[Figure contents as structured data]
'''
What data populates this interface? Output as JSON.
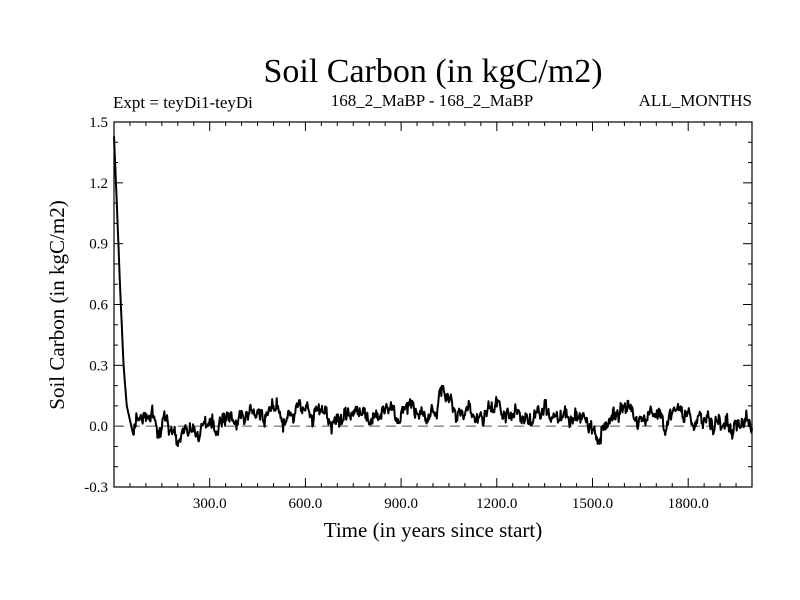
{
  "chart_data": {
    "type": "line",
    "title": "Soil Carbon (in kgC/m2)",
    "subtitle_left": "Expt = teyDi1-teyDi",
    "subtitle_center": "168_2_MaBP - 168_2_MaBP",
    "subtitle_right": "ALL_MONTHS",
    "xlabel": "Time (in years since start)",
    "ylabel": "Soil Carbon (in kgC/m2)",
    "xlim": [
      0,
      2000
    ],
    "ylim": [
      -0.3,
      1.5
    ],
    "x_ticks": [
      300,
      600,
      900,
      1200,
      1500,
      1800
    ],
    "x_tick_labels": [
      "300.0",
      "600.0",
      "900.0",
      "1200.0",
      "1500.0",
      "1800.0"
    ],
    "y_ticks": [
      -0.3,
      0.0,
      0.3,
      0.6,
      0.9,
      1.2,
      1.5
    ],
    "y_tick_labels": [
      "-0.3",
      "0.0",
      "0.3",
      "0.6",
      "0.9",
      "1.2",
      "1.5"
    ],
    "reference_line": 0.0,
    "series": [
      {
        "name": "Soil Carbon",
        "color": "#000000",
        "x": [
          0,
          10,
          20,
          30,
          40,
          50,
          60,
          70,
          80,
          100,
          120,
          140,
          160,
          180,
          200,
          230,
          260,
          290,
          320,
          350,
          380,
          410,
          440,
          470,
          500,
          530,
          560,
          590,
          620,
          650,
          680,
          710,
          740,
          770,
          800,
          830,
          860,
          890,
          920,
          950,
          980,
          1010,
          1030,
          1050,
          1080,
          1110,
          1140,
          1170,
          1200,
          1230,
          1260,
          1290,
          1320,
          1350,
          1380,
          1410,
          1440,
          1470,
          1500,
          1520,
          1550,
          1580,
          1610,
          1640,
          1670,
          1700,
          1730,
          1760,
          1790,
          1820,
          1850,
          1880,
          1910,
          1940,
          1970,
          2000
        ],
        "y": [
          1.43,
          1.05,
          0.65,
          0.3,
          0.1,
          0.03,
          -0.04,
          0.02,
          0.05,
          0.03,
          0.06,
          -0.04,
          0.05,
          -0.02,
          -0.08,
          0.0,
          -0.05,
          0.03,
          -0.02,
          0.05,
          0.02,
          0.05,
          0.08,
          0.03,
          0.12,
          0.02,
          0.07,
          0.1,
          0.04,
          0.09,
          0.01,
          0.04,
          0.06,
          0.08,
          0.02,
          0.06,
          0.1,
          0.03,
          0.12,
          0.07,
          0.03,
          0.08,
          0.19,
          0.13,
          0.05,
          0.1,
          0.02,
          0.07,
          0.11,
          0.04,
          0.08,
          0.02,
          0.05,
          0.09,
          0.03,
          0.06,
          0.03,
          0.06,
          -0.02,
          -0.08,
          0.03,
          0.06,
          0.12,
          0.02,
          0.05,
          0.08,
          -0.01,
          0.1,
          0.06,
          0.02,
          0.04,
          0.01,
          0.02,
          -0.02,
          0.03,
          0.01
        ]
      }
    ]
  }
}
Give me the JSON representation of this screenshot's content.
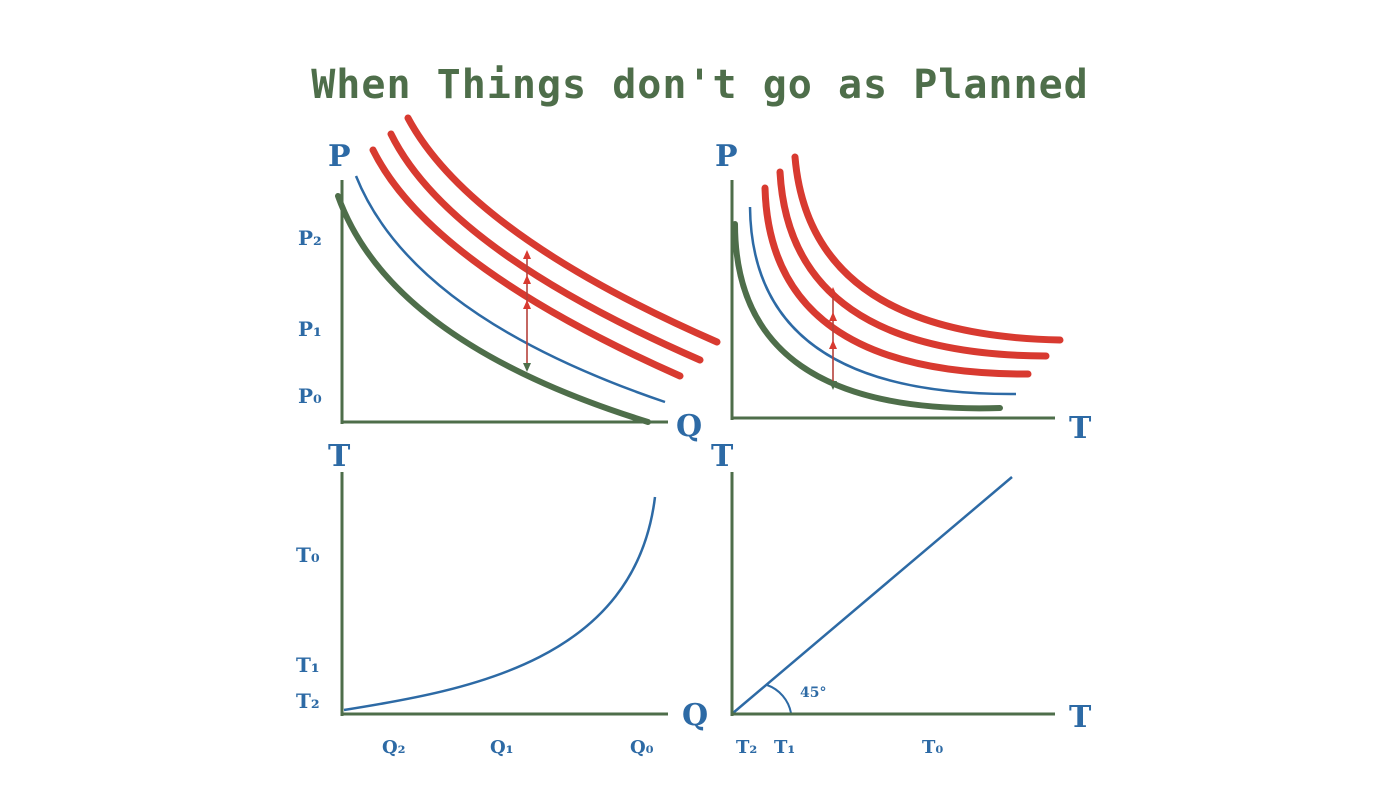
{
  "title": "When Things don't go as Planned",
  "colors": {
    "axis": "#4e6e4a",
    "blue": "#2d6aa5",
    "red": "#d83a30",
    "title": "#4e6e4a",
    "label": "#2d6aa5"
  },
  "panels": {
    "top_left": {
      "y_axis_label": "P",
      "x_axis_label": "Q",
      "y_ticks": [
        "P₂",
        "P₁",
        "P₀"
      ]
    },
    "top_right": {
      "y_axis_label": "P",
      "x_axis_label": "T"
    },
    "bottom_left": {
      "y_axis_label": "T",
      "x_axis_label": "Q",
      "y_ticks": [
        "T₀",
        "T₁",
        "T₂"
      ],
      "x_ticks": [
        "Q₂",
        "Q₁",
        "Q₀"
      ]
    },
    "bottom_right": {
      "y_axis_label": "T",
      "x_axis_label": "T",
      "x_ticks": [
        "T₂",
        "T₁",
        "T₀"
      ],
      "angle_label": "45°"
    }
  }
}
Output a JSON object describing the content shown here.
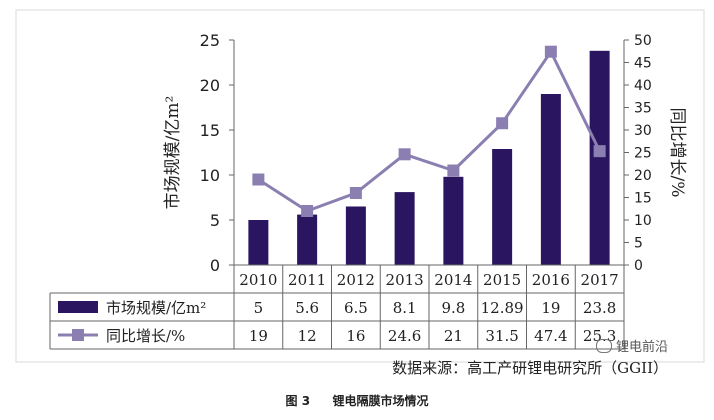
{
  "chart_data": {
    "type": "bar",
    "categories": [
      "2010",
      "2011",
      "2012",
      "2013",
      "2014",
      "2015",
      "2016",
      "2017"
    ],
    "series": [
      {
        "name": "市场规模/亿m²",
        "type": "bar",
        "axis": "left",
        "values": [
          5,
          5.6,
          6.5,
          8.1,
          9.8,
          12.89,
          19,
          23.8
        ],
        "table_labels": [
          "5",
          "5.6",
          "6.5",
          "8.1",
          "9.8",
          "12.89",
          "19",
          "23.8"
        ],
        "color": "#2a1660"
      },
      {
        "name": "同比增长/%",
        "type": "line",
        "axis": "right",
        "values": [
          19,
          12,
          16,
          24.6,
          21,
          31.5,
          47.4,
          25.3
        ],
        "table_labels": [
          "19",
          "12",
          "16",
          "24.6",
          "21",
          "31.5",
          "47.4",
          "25.3"
        ],
        "color": "#8b7fb2"
      }
    ],
    "ylabel": "市场规模/亿m²",
    "y2label": "同比增长/%",
    "ylim": [
      0,
      25
    ],
    "y2lim": [
      0,
      50
    ],
    "yticks": [
      "0",
      "5",
      "10",
      "15",
      "20",
      "25"
    ],
    "y2ticks": [
      "0",
      "5",
      "10",
      "15",
      "20",
      "25",
      "30",
      "35",
      "40",
      "45",
      "50"
    ],
    "grid": false,
    "legend": "data table below chart"
  },
  "source_text": "数据来源：高工产研锂电研究所（GGII）",
  "caption": {
    "label": "图 3",
    "title": "锂电隔膜市场情况"
  },
  "watermark": "锂电前沿",
  "colors": {
    "bar": "#2a1660",
    "line": "#8b7fb2",
    "frame": "#d8d8d8"
  }
}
'''
Problem to solve
Write the listing out a second time exactly, dropping all images.

Written solution
What data populates this interface? Output as JSON.
{
  "chart_data": {
    "type": "line",
    "title": "Soil Carbon (in kgC/m2)",
    "subtitle_left": "Expt = teyDi1-teyDi",
    "subtitle_center": "168_2_MaBP - 168_2_MaBP",
    "subtitle_right": "ALL_MONTHS",
    "xlabel": "Time (in years since start)",
    "ylabel": "Soil Carbon (in kgC/m2)",
    "xlim": [
      0,
      2000
    ],
    "ylim": [
      -0.3,
      1.5
    ],
    "x_ticks": [
      300,
      600,
      900,
      1200,
      1500,
      1800
    ],
    "x_tick_labels": [
      "300.0",
      "600.0",
      "900.0",
      "1200.0",
      "1500.0",
      "1800.0"
    ],
    "y_ticks": [
      -0.3,
      0.0,
      0.3,
      0.6,
      0.9,
      1.2,
      1.5
    ],
    "y_tick_labels": [
      "-0.3",
      "0.0",
      "0.3",
      "0.6",
      "0.9",
      "1.2",
      "1.5"
    ],
    "reference_line": 0.0,
    "series": [
      {
        "name": "Soil Carbon",
        "color": "#000000",
        "x": [
          0,
          10,
          20,
          30,
          40,
          50,
          60,
          70,
          80,
          100,
          120,
          140,
          160,
          180,
          200,
          230,
          260,
          290,
          320,
          350,
          380,
          410,
          440,
          470,
          500,
          530,
          560,
          590,
          620,
          650,
          680,
          710,
          740,
          770,
          800,
          830,
          860,
          890,
          920,
          950,
          980,
          1010,
          1030,
          1050,
          1080,
          1110,
          1140,
          1170,
          1200,
          1230,
          1260,
          1290,
          1320,
          1350,
          1380,
          1410,
          1440,
          1470,
          1500,
          1520,
          1550,
          1580,
          1610,
          1640,
          1670,
          1700,
          1730,
          1760,
          1790,
          1820,
          1850,
          1880,
          1910,
          1940,
          1970,
          2000
        ],
        "y": [
          1.43,
          1.05,
          0.65,
          0.3,
          0.1,
          0.03,
          -0.04,
          0.02,
          0.05,
          0.03,
          0.06,
          -0.04,
          0.05,
          -0.02,
          -0.08,
          0.0,
          -0.05,
          0.03,
          -0.02,
          0.05,
          0.02,
          0.05,
          0.08,
          0.03,
          0.12,
          0.02,
          0.07,
          0.1,
          0.04,
          0.09,
          0.01,
          0.04,
          0.06,
          0.08,
          0.02,
          0.06,
          0.1,
          0.03,
          0.12,
          0.07,
          0.03,
          0.08,
          0.19,
          0.13,
          0.05,
          0.1,
          0.02,
          0.07,
          0.11,
          0.04,
          0.08,
          0.02,
          0.05,
          0.09,
          0.03,
          0.06,
          0.03,
          0.06,
          -0.02,
          -0.08,
          0.03,
          0.06,
          0.12,
          0.02,
          0.05,
          0.08,
          -0.01,
          0.1,
          0.06,
          0.02,
          0.04,
          0.01,
          0.02,
          -0.02,
          0.03,
          0.01
        ]
      }
    ]
  }
}
Give me the JSON representation of this screenshot's content.
{
  "title": "When Things don't go as Planned",
  "colors": {
    "axis": "#4e6e4a",
    "blue": "#2d6aa5",
    "red": "#d83a30",
    "title": "#4e6e4a",
    "label": "#2d6aa5"
  },
  "panels": {
    "top_left": {
      "y_axis_label": "P",
      "x_axis_label": "Q",
      "y_ticks": [
        "P₂",
        "P₁",
        "P₀"
      ]
    },
    "top_right": {
      "y_axis_label": "P",
      "x_axis_label": "T"
    },
    "bottom_left": {
      "y_axis_label": "T",
      "x_axis_label": "Q",
      "y_ticks": [
        "T₀",
        "T₁",
        "T₂"
      ],
      "x_ticks": [
        "Q₂",
        "Q₁",
        "Q₀"
      ]
    },
    "bottom_right": {
      "y_axis_label": "T",
      "x_axis_label": "T",
      "x_ticks": [
        "T₂",
        "T₁",
        "T₀"
      ],
      "angle_label": "45°"
    }
  }
}
Output a JSON object describing the content shown here.
{
  "chart_data": {
    "type": "bar",
    "categories": [
      "2010",
      "2011",
      "2012",
      "2013",
      "2014",
      "2015",
      "2016",
      "2017"
    ],
    "series": [
      {
        "name": "市场规模/亿m²",
        "type": "bar",
        "axis": "left",
        "values": [
          5,
          5.6,
          6.5,
          8.1,
          9.8,
          12.89,
          19,
          23.8
        ],
        "table_labels": [
          "5",
          "5.6",
          "6.5",
          "8.1",
          "9.8",
          "12.89",
          "19",
          "23.8"
        ],
        "color": "#2a1660"
      },
      {
        "name": "同比增长/%",
        "type": "line",
        "axis": "right",
        "values": [
          19,
          12,
          16,
          24.6,
          21,
          31.5,
          47.4,
          25.3
        ],
        "table_labels": [
          "19",
          "12",
          "16",
          "24.6",
          "21",
          "31.5",
          "47.4",
          "25.3"
        ],
        "color": "#8b7fb2"
      }
    ],
    "ylabel": "市场规模/亿m²",
    "y2label": "同比增长/%",
    "ylim": [
      0,
      25
    ],
    "y2lim": [
      0,
      50
    ],
    "yticks": [
      "0",
      "5",
      "10",
      "15",
      "20",
      "25"
    ],
    "y2ticks": [
      "0",
      "5",
      "10",
      "15",
      "20",
      "25",
      "30",
      "35",
      "40",
      "45",
      "50"
    ],
    "grid": false,
    "legend": "data table below chart"
  },
  "source_text": "数据来源：高工产研锂电研究所（GGII）",
  "caption": {
    "label": "图 3",
    "title": "锂电隔膜市场情况"
  },
  "watermark": "锂电前沿",
  "colors": {
    "bar": "#2a1660",
    "line": "#8b7fb2",
    "frame": "#d8d8d8"
  }
}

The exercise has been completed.